--- BEGIN ---

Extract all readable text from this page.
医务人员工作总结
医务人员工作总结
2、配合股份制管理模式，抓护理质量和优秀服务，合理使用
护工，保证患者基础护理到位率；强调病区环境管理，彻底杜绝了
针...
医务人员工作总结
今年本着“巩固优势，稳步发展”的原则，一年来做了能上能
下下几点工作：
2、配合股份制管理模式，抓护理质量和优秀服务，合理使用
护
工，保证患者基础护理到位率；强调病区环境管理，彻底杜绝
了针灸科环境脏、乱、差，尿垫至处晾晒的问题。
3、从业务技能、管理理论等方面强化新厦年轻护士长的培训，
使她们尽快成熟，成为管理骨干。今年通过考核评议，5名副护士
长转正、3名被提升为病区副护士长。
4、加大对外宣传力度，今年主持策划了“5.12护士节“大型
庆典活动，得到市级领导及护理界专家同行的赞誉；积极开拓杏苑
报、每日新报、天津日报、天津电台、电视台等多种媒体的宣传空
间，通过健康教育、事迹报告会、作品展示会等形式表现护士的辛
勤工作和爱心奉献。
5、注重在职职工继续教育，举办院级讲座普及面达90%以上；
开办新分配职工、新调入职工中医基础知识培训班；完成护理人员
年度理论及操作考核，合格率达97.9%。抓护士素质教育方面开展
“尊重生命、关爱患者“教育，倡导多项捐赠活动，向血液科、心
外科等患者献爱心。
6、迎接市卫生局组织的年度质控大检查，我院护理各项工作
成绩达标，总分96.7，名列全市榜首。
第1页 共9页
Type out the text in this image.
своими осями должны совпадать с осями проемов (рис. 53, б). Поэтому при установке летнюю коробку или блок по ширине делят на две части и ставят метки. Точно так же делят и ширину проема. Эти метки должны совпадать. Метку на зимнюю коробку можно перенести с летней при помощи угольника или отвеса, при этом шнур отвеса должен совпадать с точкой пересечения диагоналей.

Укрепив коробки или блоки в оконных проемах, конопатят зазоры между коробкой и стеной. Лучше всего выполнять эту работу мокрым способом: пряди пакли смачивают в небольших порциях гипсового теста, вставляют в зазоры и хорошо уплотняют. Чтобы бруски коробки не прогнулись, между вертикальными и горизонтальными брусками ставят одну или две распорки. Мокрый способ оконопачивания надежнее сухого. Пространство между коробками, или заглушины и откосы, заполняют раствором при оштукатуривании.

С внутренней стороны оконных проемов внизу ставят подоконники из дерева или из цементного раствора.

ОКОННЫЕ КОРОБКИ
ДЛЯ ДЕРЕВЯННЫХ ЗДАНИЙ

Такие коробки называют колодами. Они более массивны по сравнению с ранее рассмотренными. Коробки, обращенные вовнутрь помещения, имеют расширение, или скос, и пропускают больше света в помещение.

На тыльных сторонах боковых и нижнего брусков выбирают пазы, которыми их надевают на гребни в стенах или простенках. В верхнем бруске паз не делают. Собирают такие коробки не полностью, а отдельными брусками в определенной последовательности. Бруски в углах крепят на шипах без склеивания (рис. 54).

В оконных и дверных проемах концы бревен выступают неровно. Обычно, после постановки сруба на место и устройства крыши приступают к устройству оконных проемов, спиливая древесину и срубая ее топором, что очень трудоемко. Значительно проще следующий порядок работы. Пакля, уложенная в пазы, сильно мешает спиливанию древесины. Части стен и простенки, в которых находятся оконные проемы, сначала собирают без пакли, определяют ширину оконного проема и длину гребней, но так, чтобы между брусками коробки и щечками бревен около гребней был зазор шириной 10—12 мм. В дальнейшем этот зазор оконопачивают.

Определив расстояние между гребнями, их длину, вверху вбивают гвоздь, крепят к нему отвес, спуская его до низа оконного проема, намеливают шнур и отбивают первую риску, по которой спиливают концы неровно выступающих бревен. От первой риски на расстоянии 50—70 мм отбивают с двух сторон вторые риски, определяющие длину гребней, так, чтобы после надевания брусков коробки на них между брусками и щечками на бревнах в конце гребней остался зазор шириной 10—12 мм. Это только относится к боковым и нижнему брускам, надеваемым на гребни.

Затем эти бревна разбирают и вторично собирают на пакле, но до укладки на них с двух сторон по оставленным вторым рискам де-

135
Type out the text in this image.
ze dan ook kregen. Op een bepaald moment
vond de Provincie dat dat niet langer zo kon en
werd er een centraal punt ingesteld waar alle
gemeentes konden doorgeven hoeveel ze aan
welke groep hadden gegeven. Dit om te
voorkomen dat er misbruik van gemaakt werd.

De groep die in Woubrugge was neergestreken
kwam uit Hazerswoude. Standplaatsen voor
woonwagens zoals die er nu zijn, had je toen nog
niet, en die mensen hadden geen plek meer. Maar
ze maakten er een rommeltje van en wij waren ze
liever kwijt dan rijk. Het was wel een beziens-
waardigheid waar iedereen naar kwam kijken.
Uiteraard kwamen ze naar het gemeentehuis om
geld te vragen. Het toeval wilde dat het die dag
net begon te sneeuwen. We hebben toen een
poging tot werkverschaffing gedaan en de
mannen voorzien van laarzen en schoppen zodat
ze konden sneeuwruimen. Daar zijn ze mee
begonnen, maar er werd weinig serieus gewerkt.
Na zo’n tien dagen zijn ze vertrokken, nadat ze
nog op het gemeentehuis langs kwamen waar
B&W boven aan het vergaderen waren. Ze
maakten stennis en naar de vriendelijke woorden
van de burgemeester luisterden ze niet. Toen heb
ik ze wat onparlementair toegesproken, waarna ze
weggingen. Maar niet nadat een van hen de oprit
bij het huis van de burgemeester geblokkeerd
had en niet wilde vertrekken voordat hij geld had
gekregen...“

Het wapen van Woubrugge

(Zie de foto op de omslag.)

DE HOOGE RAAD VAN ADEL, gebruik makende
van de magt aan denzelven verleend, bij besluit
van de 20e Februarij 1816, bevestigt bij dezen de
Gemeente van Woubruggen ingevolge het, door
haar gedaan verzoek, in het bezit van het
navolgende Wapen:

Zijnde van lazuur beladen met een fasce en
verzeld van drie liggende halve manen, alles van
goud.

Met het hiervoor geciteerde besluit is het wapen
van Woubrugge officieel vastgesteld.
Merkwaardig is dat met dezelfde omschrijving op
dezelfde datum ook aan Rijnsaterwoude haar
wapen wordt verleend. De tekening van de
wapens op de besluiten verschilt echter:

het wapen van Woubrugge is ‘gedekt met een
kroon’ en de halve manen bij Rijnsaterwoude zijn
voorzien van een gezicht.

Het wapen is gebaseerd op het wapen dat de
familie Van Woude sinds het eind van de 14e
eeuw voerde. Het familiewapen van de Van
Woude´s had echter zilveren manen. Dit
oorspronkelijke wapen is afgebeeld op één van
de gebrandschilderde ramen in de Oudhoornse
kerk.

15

--- END ---

> [Requirements]
Please give back all of the records exactly as written.

> [Response to this task]
Extract all readable text from this page.
医务人员工作总结
医务人员工作总结
2、配合股份制管理模式，抓护理质量和优秀服务，合理使用
护工，保证患者基础护理到位率；强调病区环境管理，彻底杜绝了
针...
医务人员工作总结
今年本着“巩固优势，稳步发展”的原则，一年来做了能上能
下下几点工作：
2、配合股份制管理模式，抓护理质量和优秀服务，合理使用
护
工，保证患者基础护理到位率；强调病区环境管理，彻底杜绝
了针灸科环境脏、乱、差，尿垫至处晾晒的问题。
3、从业务技能、管理理论等方面强化新厦年轻护士长的培训，
使她们尽快成熟，成为管理骨干。今年通过考核评议，5名副护士
长转正、3名被提升为病区副护士长。
4、加大对外宣传力度，今年主持策划了“5.12护士节“大型
庆典活动，得到市级领导及护理界专家同行的赞誉；积极开拓杏苑
报、每日新报、天津日报、天津电台、电视台等多种媒体的宣传空
间，通过健康教育、事迹报告会、作品展示会等形式表现护士的辛
勤工作和爱心奉献。
5、注重在职职工继续教育，举办院级讲座普及面达90%以上；
开办新分配职工、新调入职工中医基础知识培训班；完成护理人员
年度理论及操作考核，合格率达97.9%。抓护士素质教育方面开展
“尊重生命、关爱患者“教育，倡导多项捐赠活动，向血液科、心
外科等患者献爱心。
6、迎接市卫生局组织的年度质控大检查，我院护理各项工作
成绩达标，总分96.7，名列全市榜首。
第1页 共9页
Type out the text in this image.
своими осями должны совпадать с осями проемов (рис. 53, б). Поэтому при установке летнюю коробку или блок по ширине делят на две части и ставят метки. Точно так же делят и ширину проема. Эти метки должны совпадать. Метку на зимнюю коробку можно перенести с летней при помощи угольника или отвеса, при этом шнур отвеса должен совпадать с точкой пересечения диагоналей.

Укрепив коробки или блоки в оконных проемах, конопатят зазоры между коробкой и стеной. Лучше всего выполнять эту работу мокрым способом: пряди пакли смачивают в небольших порциях гипсового теста, вставляют в зазоры и хорошо уплотняют. Чтобы бруски коробки не прогнулись, между вертикальными и горизонтальными брусками ставят одну или две распорки. Мокрый способ оконопачивания надежнее сухого. Пространство между коробками, или заглушины и откосы, заполняют раствором при оштукатуривании.

С внутренней стороны оконных проемов внизу ставят подоконники из дерева или из цементного раствора.

ОКОННЫЕ КОРОБКИ
ДЛЯ ДЕРЕВЯННЫХ ЗДАНИЙ

Такие коробки называют колодами. Они более массивны по сравнению с ранее рассмотренными. Коробки, обращенные вовнутрь помещения, имеют расширение, или скос, и пропускают больше света в помещение.

На тыльных сторонах боковых и нижнего брусков выбирают пазы, которыми их надевают на гребни в стенах или простенках. В верхнем бруске паз не делают. Собирают такие коробки не полностью, а отдельными брусками в определенной последовательности. Бруски в углах крепят на шипах без склеивания (рис. 54).

В оконных и дверных проемах концы бревен выступают неровно. Обычно, после постановки сруба на место и устройства крыши приступают к устройству оконных проемов, спиливая древесину и срубая ее топором, что очень трудоемко. Значительно проще следующий порядок работы. Пакля, уложенная в пазы, сильно мешает спиливанию древесины. Части стен и простенки, в которых находятся оконные проемы, сначала собирают без пакли, определяют ширину оконного проема и длину гребней, но так, чтобы между брусками коробки и щечками бревен около гребней был зазор шириной 10—12 мм. В дальнейшем этот зазор оконопачивают.

Определив расстояние между гребнями, их длину, вверху вбивают гвоздь, крепят к нему отвес, спуская его до низа оконного проема, намеливают шнур и отбивают первую риску, по которой спиливают концы неровно выступающих бревен. От первой риски на расстоянии 50—70 мм отбивают с двух сторон вторые риски, определяющие длину гребней, так, чтобы после надевания брусков коробки на них между брусками и щечками на бревнах в конце гребней остался зазор шириной 10—12 мм. Это только относится к боковым и нижнему брускам, надеваемым на гребни.

Затем эти бревна разбирают и вторично собирают на пакле, но до укладки на них с двух сторон по оставленным вторым рискам де-

135
Type out the text in this image.
ze dan ook kregen. Op een bepaald moment
vond de Provincie dat dat niet langer zo kon en
werd er een centraal punt ingesteld waar alle
gemeentes konden doorgeven hoeveel ze aan
welke groep hadden gegeven. Dit om te
voorkomen dat er misbruik van gemaakt werd.

De groep die in Woubrugge was neergestreken
kwam uit Hazerswoude. Standplaatsen voor
woonwagens zoals die er nu zijn, had je toen nog
niet, en die mensen hadden geen plek meer. Maar
ze maakten er een rommeltje van en wij waren ze
liever kwijt dan rijk. Het was wel een beziens-
waardigheid waar iedereen naar kwam kijken.
Uiteraard kwamen ze naar het gemeentehuis om
geld te vragen. Het toeval wilde dat het die dag
net begon te sneeuwen. We hebben toen een
poging tot werkverschaffing gedaan en de
mannen voorzien van laarzen en schoppen zodat
ze konden sneeuwruimen. Daar zijn ze mee
begonnen, maar er werd weinig serieus gewerkt.
Na zo’n tien dagen zijn ze vertrokken, nadat ze
nog op het gemeentehuis langs kwamen waar
B&W boven aan het vergaderen waren. Ze
maakten stennis en naar de vriendelijke woorden
van de burgemeester luisterden ze niet. Toen heb
ik ze wat onparlementair toegesproken, waarna ze
weggingen. Maar niet nadat een van hen de oprit
bij het huis van de burgemeester geblokkeerd
had en niet wilde vertrekken voordat hij geld had
gekregen...“

Het wapen van Woubrugge

(Zie de foto op de omslag.)

DE HOOGE RAAD VAN ADEL, gebruik makende
van de magt aan denzelven verleend, bij besluit
van de 20e Februarij 1816, bevestigt bij dezen de
Gemeente van Woubruggen ingevolge het, door
haar gedaan verzoek, in het bezit van het
navolgende Wapen:

Zijnde van lazuur beladen met een fasce en
verzeld van drie liggende halve manen, alles van
goud.

Met het hiervoor geciteerde besluit is het wapen
van Woubrugge officieel vastgesteld.
Merkwaardig is dat met dezelfde omschrijving op
dezelfde datum ook aan Rijnsaterwoude haar
wapen wordt verleend. De tekening van de
wapens op de besluiten verschilt echter:

het wapen van Woubrugge is ‘gedekt met een
kroon’ en de halve manen bij Rijnsaterwoude zijn
voorzien van een gezicht.

Het wapen is gebaseerd op het wapen dat de
familie Van Woude sinds het eind van de 14e
eeuw voerde. Het familiewapen van de Van
Woude´s had echter zilveren manen. Dit
oorspronkelijke wapen is afgebeeld op één van
de gebrandschilderde ramen in de Oudhoornse
kerk.

15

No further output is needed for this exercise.